* _GIVEN EXERCISE_
Quote the records below in full, exactly as given, with the images taken out.

* _EXERCISE MATERIAL_
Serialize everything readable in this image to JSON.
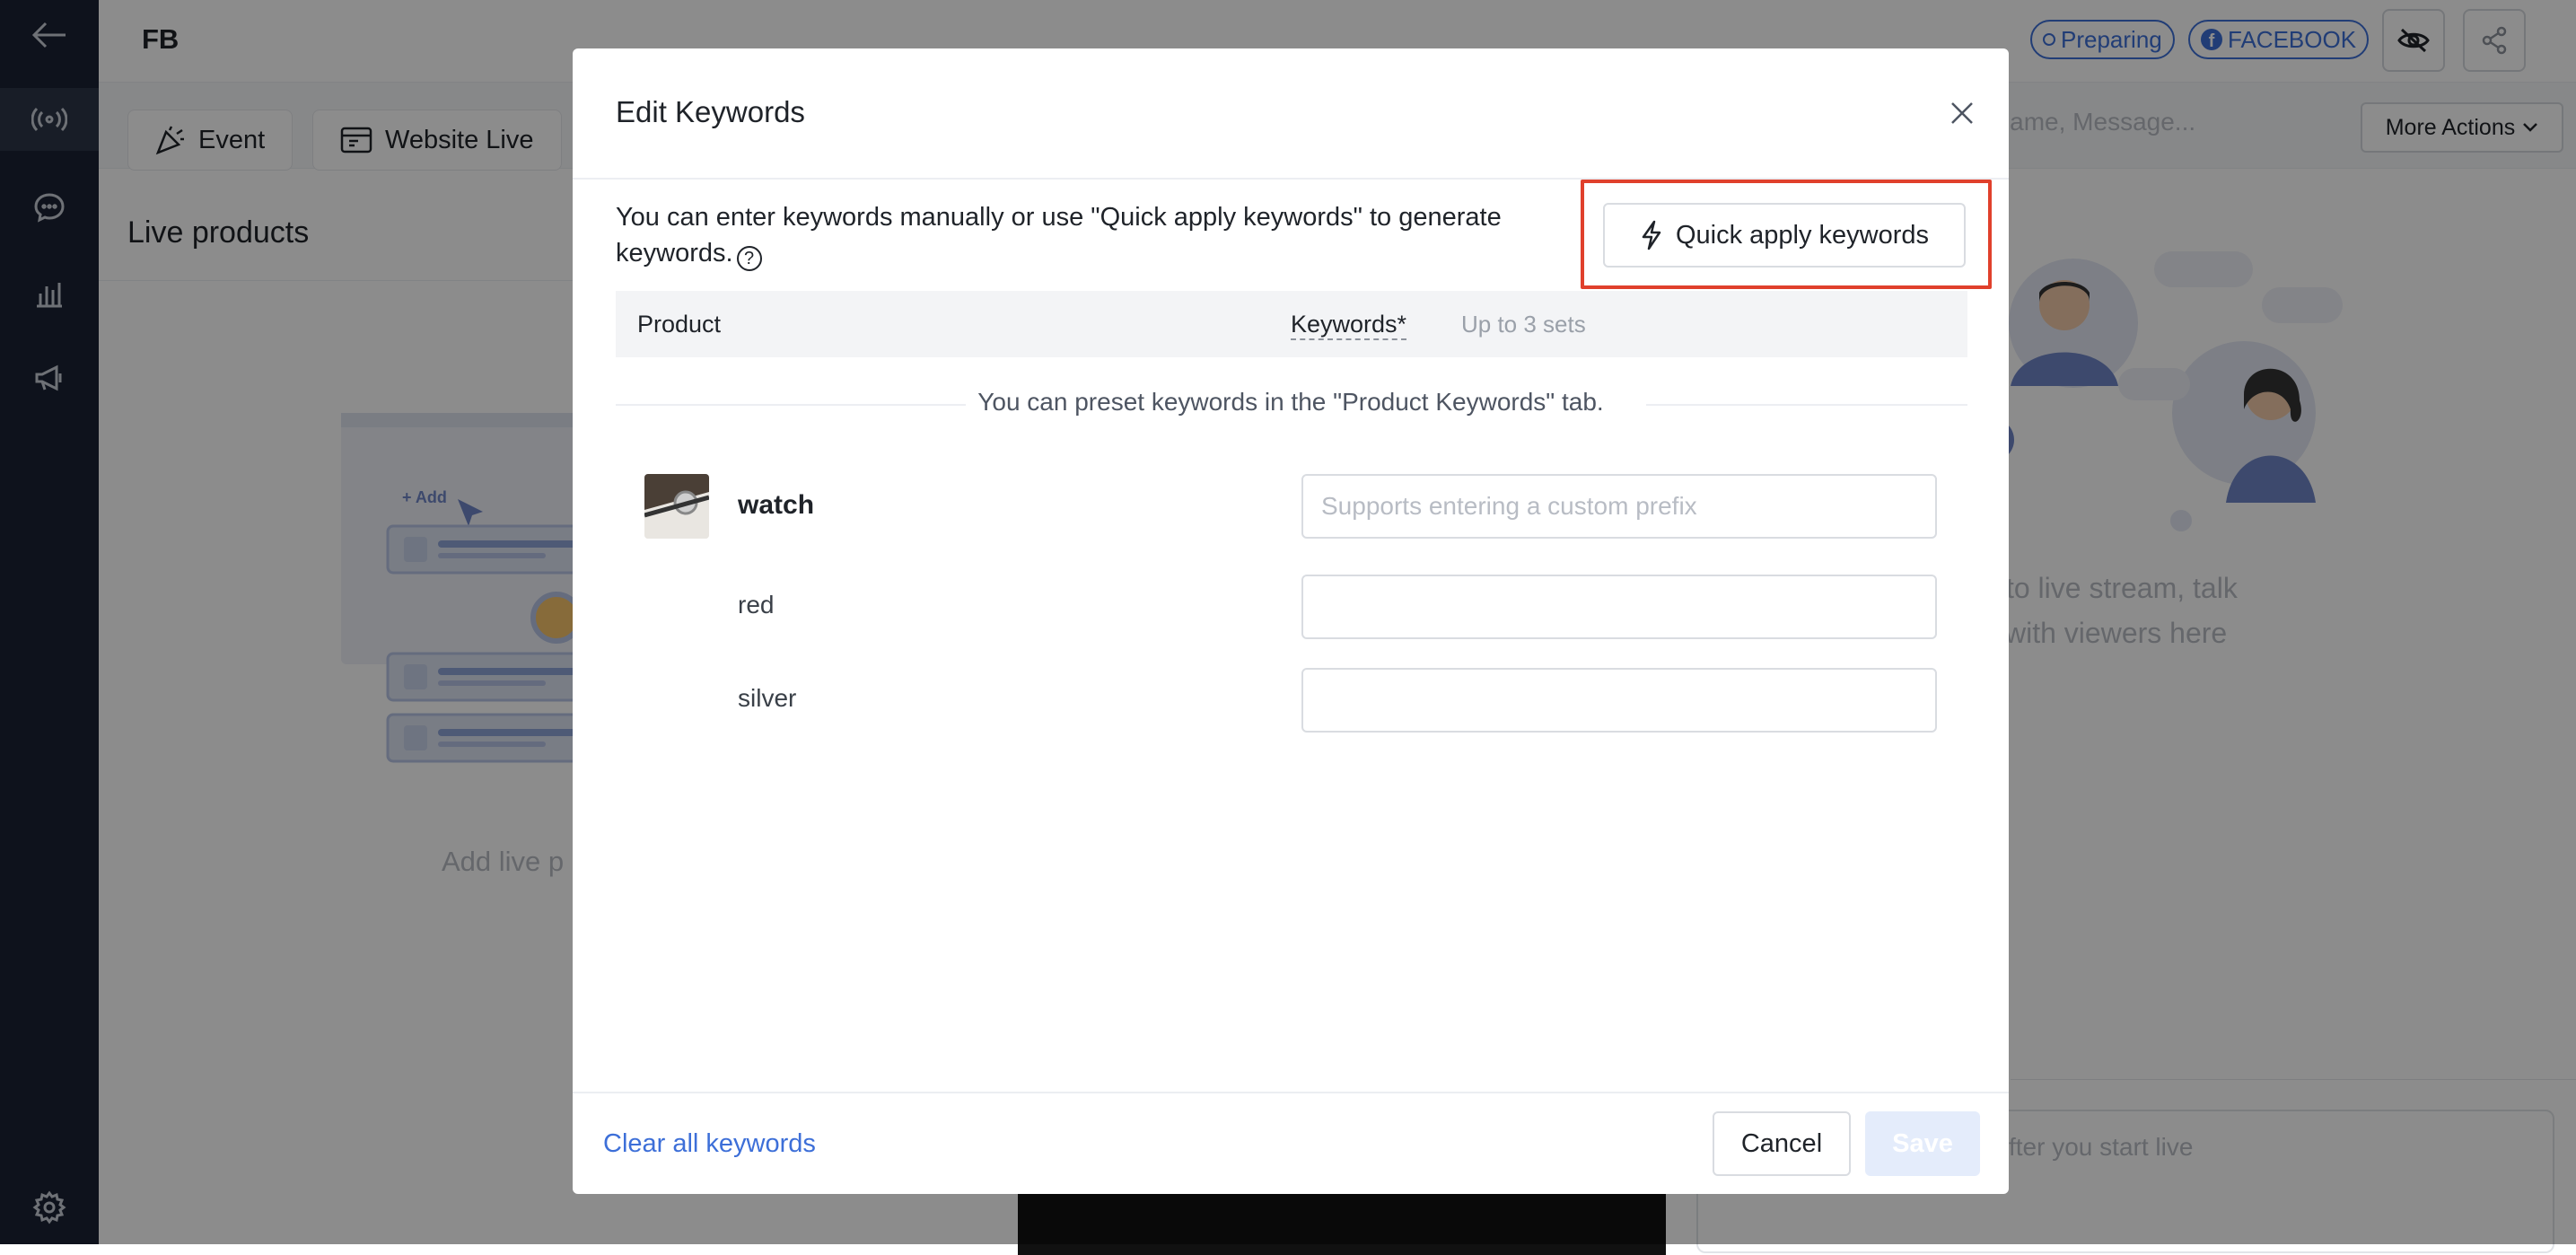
{
  "header": {
    "brand": "FB",
    "status_pill": "Preparing",
    "platform_pill": "FACEBOOK"
  },
  "toolbar": {
    "event_label": "Event",
    "website_live_label": "Website Live",
    "search_placeholder": "ustomer Name, Message...",
    "more_actions_label": "More Actions"
  },
  "left_panel": {
    "title": "Live products",
    "illustration_add": "+ Add",
    "empty_text": "Add live p"
  },
  "right_panel": {
    "empty_line1": "nected to live stream, talk",
    "empty_line2": "with viewers here",
    "comment_placeholder": "fter you start live"
  },
  "modal": {
    "title": "Edit Keywords",
    "intro": "You can enter keywords manually or use \"Quick apply keywords\" to generate keywords.",
    "quick_apply_label": "Quick apply keywords",
    "table": {
      "product_header": "Product",
      "keywords_header": "Keywords*",
      "keywords_hint": "Up to 3 sets"
    },
    "preset_hint": "You can preset keywords in the \"Product Keywords\" tab.",
    "product": {
      "name": "watch",
      "prefix_placeholder": "Supports entering a custom prefix",
      "variants": [
        {
          "name": "red",
          "keyword": ""
        },
        {
          "name": "silver",
          "keyword": ""
        }
      ]
    },
    "footer": {
      "clear_label": "Clear all keywords",
      "cancel_label": "Cancel",
      "save_label": "Save"
    }
  },
  "colors": {
    "accent": "#3d6fd8",
    "highlight": "#e0402c",
    "sidebar": "#1b2233"
  }
}
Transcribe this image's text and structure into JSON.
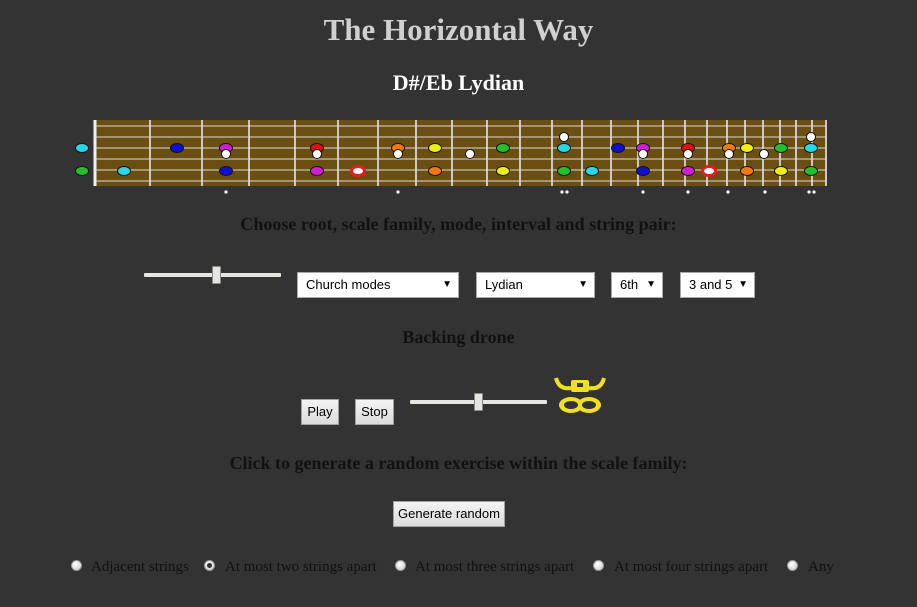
{
  "header": {
    "title": "The Horizontal Way",
    "scale_name": "D#/Eb Lydian"
  },
  "fretboard": {
    "frets": 15,
    "dot_colors": {
      "cyan": "#2ad6e6",
      "green": "#22c02a",
      "blue": "#1010d0",
      "magenta": "#d020d0",
      "red": "#e01010",
      "orange": "#f07a10",
      "yellow": "#f0ee10",
      "white": "#ffffff",
      "red_root": "#e02020"
    }
  },
  "controls": {
    "heading": "Choose root, scale family, mode, interval and string pair:",
    "root_slider_value": 0.5,
    "family_select": {
      "value": "Church modes"
    },
    "mode_select": {
      "value": "Lydian"
    },
    "interval_select": {
      "value": "6th"
    },
    "strings_select": {
      "value": "3 and 5"
    }
  },
  "drone": {
    "heading": "Backing drone",
    "play_label": "Play",
    "stop_label": "Stop",
    "volume_value": 0.5,
    "logo_color": "#f0e020"
  },
  "random": {
    "heading": "Click to generate a random exercise within the scale family:",
    "generate_label": "Generate random"
  },
  "string_distance": {
    "options": [
      {
        "label": "Adjacent strings",
        "checked": false
      },
      {
        "label": "At most two strings apart",
        "checked": true
      },
      {
        "label": "At most three strings apart",
        "checked": false
      },
      {
        "label": "At most four strings apart",
        "checked": false
      },
      {
        "label": "Any",
        "checked": false
      }
    ]
  }
}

* _COMPLETE OUTPUT_
Serialize everything readable in this image to JSON.
{
  "header": {
    "brand": "FB",
    "status_pill": "Preparing",
    "platform_pill": "FACEBOOK"
  },
  "toolbar": {
    "event_label": "Event",
    "website_live_label": "Website Live",
    "search_placeholder": "ustomer Name, Message...",
    "more_actions_label": "More Actions"
  },
  "left_panel": {
    "title": "Live products",
    "illustration_add": "+ Add",
    "empty_text": "Add live p"
  },
  "right_panel": {
    "empty_line1": "nected to live stream, talk",
    "empty_line2": "with viewers here",
    "comment_placeholder": "fter you start live"
  },
  "modal": {
    "title": "Edit Keywords",
    "intro": "You can enter keywords manually or use \"Quick apply keywords\" to generate keywords.",
    "quick_apply_label": "Quick apply keywords",
    "table": {
      "product_header": "Product",
      "keywords_header": "Keywords*",
      "keywords_hint": "Up to 3 sets"
    },
    "preset_hint": "You can preset keywords in the \"Product Keywords\" tab.",
    "product": {
      "name": "watch",
      "prefix_placeholder": "Supports entering a custom prefix",
      "variants": [
        {
          "name": "red",
          "keyword": ""
        },
        {
          "name": "silver",
          "keyword": ""
        }
      ]
    },
    "footer": {
      "clear_label": "Clear all keywords",
      "cancel_label": "Cancel",
      "save_label": "Save"
    }
  },
  "colors": {
    "accent": "#3d6fd8",
    "highlight": "#e0402c",
    "sidebar": "#1b2233"
  }
}
Transcribe this image's text and structure into JSON.
{
  "header": {
    "title": "The Horizontal Way",
    "scale_name": "D#/Eb Lydian"
  },
  "fretboard": {
    "frets": 15,
    "dot_colors": {
      "cyan": "#2ad6e6",
      "green": "#22c02a",
      "blue": "#1010d0",
      "magenta": "#d020d0",
      "red": "#e01010",
      "orange": "#f07a10",
      "yellow": "#f0ee10",
      "white": "#ffffff",
      "red_root": "#e02020"
    }
  },
  "controls": {
    "heading": "Choose root, scale family, mode, interval and string pair:",
    "root_slider_value": 0.5,
    "family_select": {
      "value": "Church modes"
    },
    "mode_select": {
      "value": "Lydian"
    },
    "interval_select": {
      "value": "6th"
    },
    "strings_select": {
      "value": "3 and 5"
    }
  },
  "drone": {
    "heading": "Backing drone",
    "play_label": "Play",
    "stop_label": "Stop",
    "volume_value": 0.5,
    "logo_color": "#f0e020"
  },
  "random": {
    "heading": "Click to generate a random exercise within the scale family:",
    "generate_label": "Generate random"
  },
  "string_distance": {
    "options": [
      {
        "label": "Adjacent strings",
        "checked": false
      },
      {
        "label": "At most two strings apart",
        "checked": true
      },
      {
        "label": "At most three strings apart",
        "checked": false
      },
      {
        "label": "At most four strings apart",
        "checked": false
      },
      {
        "label": "Any",
        "checked": false
      }
    ]
  }
}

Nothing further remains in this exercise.